> [What is expected]: Set out each line from the following listing that includes the word "which".

> [Excerpted data]:
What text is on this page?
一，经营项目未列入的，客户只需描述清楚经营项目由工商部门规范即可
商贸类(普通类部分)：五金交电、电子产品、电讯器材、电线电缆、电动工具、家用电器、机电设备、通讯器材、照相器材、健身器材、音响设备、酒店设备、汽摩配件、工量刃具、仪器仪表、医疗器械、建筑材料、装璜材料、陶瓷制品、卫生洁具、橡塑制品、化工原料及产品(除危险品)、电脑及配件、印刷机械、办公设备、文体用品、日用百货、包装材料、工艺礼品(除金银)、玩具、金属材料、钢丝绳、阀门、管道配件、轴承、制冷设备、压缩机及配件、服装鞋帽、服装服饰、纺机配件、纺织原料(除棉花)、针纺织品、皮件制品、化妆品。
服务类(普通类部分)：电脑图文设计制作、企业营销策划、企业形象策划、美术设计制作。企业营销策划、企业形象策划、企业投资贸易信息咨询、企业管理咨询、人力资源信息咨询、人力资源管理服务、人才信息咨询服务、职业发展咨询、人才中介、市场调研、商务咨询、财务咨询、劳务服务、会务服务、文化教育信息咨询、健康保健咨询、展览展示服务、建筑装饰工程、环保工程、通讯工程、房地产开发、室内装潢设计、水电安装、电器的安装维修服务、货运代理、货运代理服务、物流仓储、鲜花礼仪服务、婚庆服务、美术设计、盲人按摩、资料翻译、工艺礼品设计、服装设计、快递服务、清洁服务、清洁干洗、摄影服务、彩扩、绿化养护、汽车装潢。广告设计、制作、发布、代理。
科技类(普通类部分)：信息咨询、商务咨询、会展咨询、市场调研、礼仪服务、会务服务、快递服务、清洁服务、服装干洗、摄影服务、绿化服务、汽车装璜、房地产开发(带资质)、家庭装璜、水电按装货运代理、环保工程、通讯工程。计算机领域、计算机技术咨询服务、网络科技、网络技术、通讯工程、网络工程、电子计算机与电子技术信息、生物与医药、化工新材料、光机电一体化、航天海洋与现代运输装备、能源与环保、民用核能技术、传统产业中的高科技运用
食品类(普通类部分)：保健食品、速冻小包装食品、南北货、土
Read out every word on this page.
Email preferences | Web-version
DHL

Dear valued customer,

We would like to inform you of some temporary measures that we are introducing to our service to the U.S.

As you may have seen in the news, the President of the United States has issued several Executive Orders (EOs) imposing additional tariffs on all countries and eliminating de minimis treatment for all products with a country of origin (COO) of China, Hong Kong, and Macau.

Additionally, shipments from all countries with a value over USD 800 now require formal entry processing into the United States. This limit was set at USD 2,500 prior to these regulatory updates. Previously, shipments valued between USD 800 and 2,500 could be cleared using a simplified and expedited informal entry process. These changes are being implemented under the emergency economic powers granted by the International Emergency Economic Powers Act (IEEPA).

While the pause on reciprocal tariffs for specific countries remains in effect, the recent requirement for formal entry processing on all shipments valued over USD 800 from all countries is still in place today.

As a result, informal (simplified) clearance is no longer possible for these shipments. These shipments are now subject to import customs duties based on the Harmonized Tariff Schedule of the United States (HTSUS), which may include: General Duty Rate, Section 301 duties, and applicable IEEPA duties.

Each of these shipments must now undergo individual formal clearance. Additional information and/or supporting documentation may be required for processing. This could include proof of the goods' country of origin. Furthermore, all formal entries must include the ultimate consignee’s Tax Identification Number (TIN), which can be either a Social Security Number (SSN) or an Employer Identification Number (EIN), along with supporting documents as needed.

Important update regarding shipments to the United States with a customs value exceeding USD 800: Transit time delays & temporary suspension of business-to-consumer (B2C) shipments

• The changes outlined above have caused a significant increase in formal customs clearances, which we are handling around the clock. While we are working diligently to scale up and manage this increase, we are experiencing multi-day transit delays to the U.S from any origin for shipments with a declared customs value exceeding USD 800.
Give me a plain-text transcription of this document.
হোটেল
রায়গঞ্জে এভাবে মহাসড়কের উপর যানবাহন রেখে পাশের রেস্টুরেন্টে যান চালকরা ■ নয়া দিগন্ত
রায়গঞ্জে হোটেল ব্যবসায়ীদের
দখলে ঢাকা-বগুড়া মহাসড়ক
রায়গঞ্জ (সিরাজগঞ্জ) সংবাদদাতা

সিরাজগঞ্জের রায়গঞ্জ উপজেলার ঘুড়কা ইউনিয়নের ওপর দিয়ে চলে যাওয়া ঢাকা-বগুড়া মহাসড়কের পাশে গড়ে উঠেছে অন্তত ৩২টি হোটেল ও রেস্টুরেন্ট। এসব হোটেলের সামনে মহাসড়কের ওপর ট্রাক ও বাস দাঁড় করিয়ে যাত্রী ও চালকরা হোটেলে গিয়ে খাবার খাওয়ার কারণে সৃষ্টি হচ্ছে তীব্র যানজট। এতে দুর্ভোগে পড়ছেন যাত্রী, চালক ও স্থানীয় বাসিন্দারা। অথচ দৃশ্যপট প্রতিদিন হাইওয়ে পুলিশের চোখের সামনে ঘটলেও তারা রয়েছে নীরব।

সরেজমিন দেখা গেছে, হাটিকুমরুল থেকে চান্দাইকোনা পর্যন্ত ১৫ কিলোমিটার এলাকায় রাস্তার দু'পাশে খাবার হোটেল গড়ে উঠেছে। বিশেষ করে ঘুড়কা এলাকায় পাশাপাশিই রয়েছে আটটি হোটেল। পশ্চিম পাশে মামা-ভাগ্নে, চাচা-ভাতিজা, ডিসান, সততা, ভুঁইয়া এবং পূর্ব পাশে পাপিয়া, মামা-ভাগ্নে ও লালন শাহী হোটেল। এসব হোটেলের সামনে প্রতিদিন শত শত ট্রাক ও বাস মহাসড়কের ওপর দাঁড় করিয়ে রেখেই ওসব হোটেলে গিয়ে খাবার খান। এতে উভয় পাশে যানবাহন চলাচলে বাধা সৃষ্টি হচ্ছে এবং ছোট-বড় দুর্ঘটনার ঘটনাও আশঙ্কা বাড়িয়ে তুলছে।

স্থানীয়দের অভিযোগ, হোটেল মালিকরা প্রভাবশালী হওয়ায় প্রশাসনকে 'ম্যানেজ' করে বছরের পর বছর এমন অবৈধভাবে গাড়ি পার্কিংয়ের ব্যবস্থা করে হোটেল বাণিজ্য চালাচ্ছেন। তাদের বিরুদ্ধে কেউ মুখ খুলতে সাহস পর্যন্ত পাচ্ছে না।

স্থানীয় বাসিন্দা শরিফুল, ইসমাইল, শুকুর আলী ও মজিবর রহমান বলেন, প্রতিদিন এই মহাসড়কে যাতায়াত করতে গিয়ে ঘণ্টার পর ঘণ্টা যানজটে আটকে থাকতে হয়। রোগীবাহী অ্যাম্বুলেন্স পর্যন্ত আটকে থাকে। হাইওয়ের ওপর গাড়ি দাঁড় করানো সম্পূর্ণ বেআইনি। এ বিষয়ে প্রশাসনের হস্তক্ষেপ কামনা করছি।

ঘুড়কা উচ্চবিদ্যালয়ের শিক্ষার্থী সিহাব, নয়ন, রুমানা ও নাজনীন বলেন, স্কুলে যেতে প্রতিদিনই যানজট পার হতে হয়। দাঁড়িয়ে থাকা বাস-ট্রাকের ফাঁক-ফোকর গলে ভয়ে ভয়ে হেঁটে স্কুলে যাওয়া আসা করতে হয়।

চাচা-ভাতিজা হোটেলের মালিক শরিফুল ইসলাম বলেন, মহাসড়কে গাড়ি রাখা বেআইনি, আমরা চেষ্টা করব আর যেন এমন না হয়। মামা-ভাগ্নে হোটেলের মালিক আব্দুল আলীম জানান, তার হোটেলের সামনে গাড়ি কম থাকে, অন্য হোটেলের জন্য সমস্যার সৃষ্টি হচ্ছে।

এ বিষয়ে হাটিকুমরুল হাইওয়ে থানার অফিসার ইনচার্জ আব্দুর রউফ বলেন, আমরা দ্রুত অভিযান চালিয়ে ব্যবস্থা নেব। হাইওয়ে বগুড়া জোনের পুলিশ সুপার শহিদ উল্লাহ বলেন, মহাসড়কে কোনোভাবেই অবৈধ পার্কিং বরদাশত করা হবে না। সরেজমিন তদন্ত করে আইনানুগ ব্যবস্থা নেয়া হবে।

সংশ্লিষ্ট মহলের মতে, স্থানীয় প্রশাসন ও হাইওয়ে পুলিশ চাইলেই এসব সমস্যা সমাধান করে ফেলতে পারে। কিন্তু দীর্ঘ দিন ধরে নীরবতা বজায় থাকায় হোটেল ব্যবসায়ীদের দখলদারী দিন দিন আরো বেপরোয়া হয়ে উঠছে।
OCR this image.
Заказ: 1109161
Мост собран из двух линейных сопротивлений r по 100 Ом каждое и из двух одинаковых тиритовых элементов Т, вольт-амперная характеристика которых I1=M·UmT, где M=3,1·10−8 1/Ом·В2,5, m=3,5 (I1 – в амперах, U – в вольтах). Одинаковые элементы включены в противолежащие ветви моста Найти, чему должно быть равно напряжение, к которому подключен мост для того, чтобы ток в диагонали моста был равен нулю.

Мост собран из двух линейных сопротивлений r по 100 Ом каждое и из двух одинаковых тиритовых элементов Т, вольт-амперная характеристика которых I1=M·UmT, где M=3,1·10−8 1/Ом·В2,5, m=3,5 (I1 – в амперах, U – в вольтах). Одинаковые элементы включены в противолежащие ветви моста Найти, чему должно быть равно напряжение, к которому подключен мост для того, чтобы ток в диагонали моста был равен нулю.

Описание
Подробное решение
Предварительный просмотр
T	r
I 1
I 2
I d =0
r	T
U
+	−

> [Answer in full]:
As a result, informal (simplified) clearance is no longer possible for these shipments. These shipments are now subject to import customs duties based on the Harmonized Tariff Schedule of the United States (HTSUS), which may include: General Duty Rate, Section 301 duties, and applicable IEEPA duties.
Each of these shipments must now undergo individual formal clearance. Additional information and/or supporting documentation may be required for processing. This could include proof of the goods' country of origin. Furthermore, all formal entries must include the ultimate consignee’s Tax Identification Number (TIN), which can be either a Social Security Number (SSN) or an Employer Identification Number (EIN), along with supporting documents as needed.
• The changes outlined above have caused a significant increase in formal customs clearances, which we are handling around the clock. While we are working diligently to scale up and manage this increase, we are experiencing multi-day transit delays to the U.S from any origin for shipments with a declared customs value exceeding USD 800.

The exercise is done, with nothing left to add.